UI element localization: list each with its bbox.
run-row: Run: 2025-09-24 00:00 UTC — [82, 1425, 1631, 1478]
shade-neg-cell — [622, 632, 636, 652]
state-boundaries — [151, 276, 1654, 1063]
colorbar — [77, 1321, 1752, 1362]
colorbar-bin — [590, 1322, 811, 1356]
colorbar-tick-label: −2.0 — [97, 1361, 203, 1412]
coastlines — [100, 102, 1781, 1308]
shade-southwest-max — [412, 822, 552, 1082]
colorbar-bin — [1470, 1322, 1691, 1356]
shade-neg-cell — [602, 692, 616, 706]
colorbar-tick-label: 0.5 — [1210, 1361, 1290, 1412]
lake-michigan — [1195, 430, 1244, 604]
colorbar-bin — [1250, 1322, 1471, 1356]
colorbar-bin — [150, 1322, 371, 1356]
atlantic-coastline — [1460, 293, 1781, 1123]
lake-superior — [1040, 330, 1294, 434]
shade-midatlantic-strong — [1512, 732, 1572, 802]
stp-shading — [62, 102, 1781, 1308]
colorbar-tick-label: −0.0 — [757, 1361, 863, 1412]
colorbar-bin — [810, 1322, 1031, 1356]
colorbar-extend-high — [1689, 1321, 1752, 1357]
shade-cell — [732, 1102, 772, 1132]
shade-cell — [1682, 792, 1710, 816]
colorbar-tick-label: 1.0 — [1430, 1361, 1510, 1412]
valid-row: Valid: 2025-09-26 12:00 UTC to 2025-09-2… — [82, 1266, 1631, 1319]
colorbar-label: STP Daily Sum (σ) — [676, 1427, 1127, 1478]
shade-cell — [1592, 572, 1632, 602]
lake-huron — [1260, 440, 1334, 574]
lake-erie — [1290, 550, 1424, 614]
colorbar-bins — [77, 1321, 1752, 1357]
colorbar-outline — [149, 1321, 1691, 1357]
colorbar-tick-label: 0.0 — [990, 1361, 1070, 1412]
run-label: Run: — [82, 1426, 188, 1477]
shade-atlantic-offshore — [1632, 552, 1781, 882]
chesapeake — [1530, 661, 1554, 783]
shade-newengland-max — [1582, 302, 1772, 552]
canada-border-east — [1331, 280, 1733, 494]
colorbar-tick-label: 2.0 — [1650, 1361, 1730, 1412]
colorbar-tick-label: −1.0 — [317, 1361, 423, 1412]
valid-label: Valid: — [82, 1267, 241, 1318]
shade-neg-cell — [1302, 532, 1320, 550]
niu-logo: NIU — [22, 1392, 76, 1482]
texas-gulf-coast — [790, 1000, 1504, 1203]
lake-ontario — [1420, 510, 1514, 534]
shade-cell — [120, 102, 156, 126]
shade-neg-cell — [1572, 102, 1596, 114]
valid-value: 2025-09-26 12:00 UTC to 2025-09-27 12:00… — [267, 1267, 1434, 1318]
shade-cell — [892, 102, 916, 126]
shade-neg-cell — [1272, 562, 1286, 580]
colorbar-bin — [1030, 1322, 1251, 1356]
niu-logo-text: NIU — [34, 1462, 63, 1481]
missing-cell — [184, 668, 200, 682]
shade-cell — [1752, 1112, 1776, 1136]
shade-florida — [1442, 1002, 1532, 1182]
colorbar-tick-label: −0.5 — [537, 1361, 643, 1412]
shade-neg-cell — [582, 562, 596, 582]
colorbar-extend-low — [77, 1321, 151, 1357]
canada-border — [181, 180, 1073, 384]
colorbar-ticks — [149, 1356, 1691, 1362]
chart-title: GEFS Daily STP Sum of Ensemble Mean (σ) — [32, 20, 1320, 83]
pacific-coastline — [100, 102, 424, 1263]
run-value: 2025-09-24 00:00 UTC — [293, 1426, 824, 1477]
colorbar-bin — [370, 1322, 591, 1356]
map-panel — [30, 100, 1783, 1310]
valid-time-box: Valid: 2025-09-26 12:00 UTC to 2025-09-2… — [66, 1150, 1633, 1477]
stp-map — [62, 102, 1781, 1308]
****
* _What to do_: Copy out every line above verbatim, in the same order.

* _Solution to this problem_:
UI element localization: list each with its bbox.
run-row: Run: 2025-09-24 00:00 UTC — [82, 1425, 1631, 1478]
shade-neg-cell — [622, 632, 636, 652]
state-boundaries — [151, 276, 1654, 1063]
colorbar — [77, 1321, 1752, 1362]
colorbar-bin — [590, 1322, 811, 1356]
colorbar-tick-label: −2.0 — [97, 1361, 203, 1412]
coastlines — [100, 102, 1781, 1308]
shade-southwest-max — [412, 822, 552, 1082]
colorbar-bin — [1470, 1322, 1691, 1356]
shade-neg-cell — [602, 692, 616, 706]
colorbar-tick-label: 0.5 — [1210, 1361, 1290, 1412]
lake-michigan — [1195, 430, 1244, 604]
colorbar-bin — [1250, 1322, 1471, 1356]
colorbar-bin — [150, 1322, 371, 1356]
atlantic-coastline — [1460, 293, 1781, 1123]
lake-superior — [1040, 330, 1294, 434]
shade-midatlantic-strong — [1512, 732, 1572, 802]
stp-shading — [62, 102, 1781, 1308]
colorbar-tick-label: −0.0 — [757, 1361, 863, 1412]
colorbar-bin — [810, 1322, 1031, 1356]
colorbar-extend-high — [1689, 1321, 1752, 1357]
shade-cell — [732, 1102, 772, 1132]
shade-cell — [1682, 792, 1710, 816]
colorbar-tick-label: 1.0 — [1430, 1361, 1510, 1412]
valid-row: Valid: 2025-09-26 12:00 UTC to 2025-09-2… — [82, 1266, 1631, 1319]
colorbar-label: STP Daily Sum (σ) — [676, 1427, 1127, 1478]
shade-cell — [1592, 572, 1632, 602]
lake-huron — [1260, 440, 1334, 574]
lake-erie — [1290, 550, 1424, 614]
colorbar-bins — [77, 1321, 1752, 1357]
colorbar-outline — [149, 1321, 1691, 1357]
colorbar-tick-label: 0.0 — [990, 1361, 1070, 1412]
run-label: Run: — [82, 1426, 188, 1477]
shade-atlantic-offshore — [1632, 552, 1781, 882]
chesapeake — [1530, 661, 1554, 783]
shade-newengland-max — [1582, 302, 1772, 552]
canada-border-east — [1331, 280, 1733, 494]
colorbar-tick-label: 2.0 — [1650, 1361, 1730, 1412]
colorbar-tick-label: −1.0 — [317, 1361, 423, 1412]
valid-label: Valid: — [82, 1267, 241, 1318]
shade-neg-cell — [1302, 532, 1320, 550]
niu-logo: NIU — [22, 1392, 76, 1482]
texas-gulf-coast — [790, 1000, 1504, 1203]
lake-ontario — [1420, 510, 1514, 534]
shade-cell — [120, 102, 156, 126]
shade-neg-cell — [1572, 102, 1596, 114]
valid-value: 2025-09-26 12:00 UTC to 2025-09-27 12:00… — [267, 1267, 1434, 1318]
shade-cell — [892, 102, 916, 126]
shade-neg-cell — [1272, 562, 1286, 580]
colorbar-bin — [1030, 1322, 1251, 1356]
niu-logo-text: NIU — [34, 1462, 63, 1481]
missing-cell — [184, 668, 200, 682]
shade-cell — [1752, 1112, 1776, 1136]
shade-florida — [1442, 1002, 1532, 1182]
colorbar-tick-label: −0.5 — [537, 1361, 643, 1412]
shade-neg-cell — [582, 562, 596, 582]
colorbar-extend-low — [77, 1321, 151, 1357]
canada-border — [181, 180, 1073, 384]
colorbar-ticks — [149, 1356, 1691, 1362]
chart-title: GEFS Daily STP Sum of Ensemble Mean (σ) — [32, 20, 1320, 83]
pacific-coastline — [100, 102, 424, 1263]
run-value: 2025-09-24 00:00 UTC — [293, 1426, 824, 1477]
colorbar-bin — [370, 1322, 591, 1356]
map-panel — [30, 100, 1783, 1310]
valid-time-box: Valid: 2025-09-26 12:00 UTC to 2025-09-2… — [66, 1150, 1633, 1477]
stp-map — [62, 102, 1781, 1308]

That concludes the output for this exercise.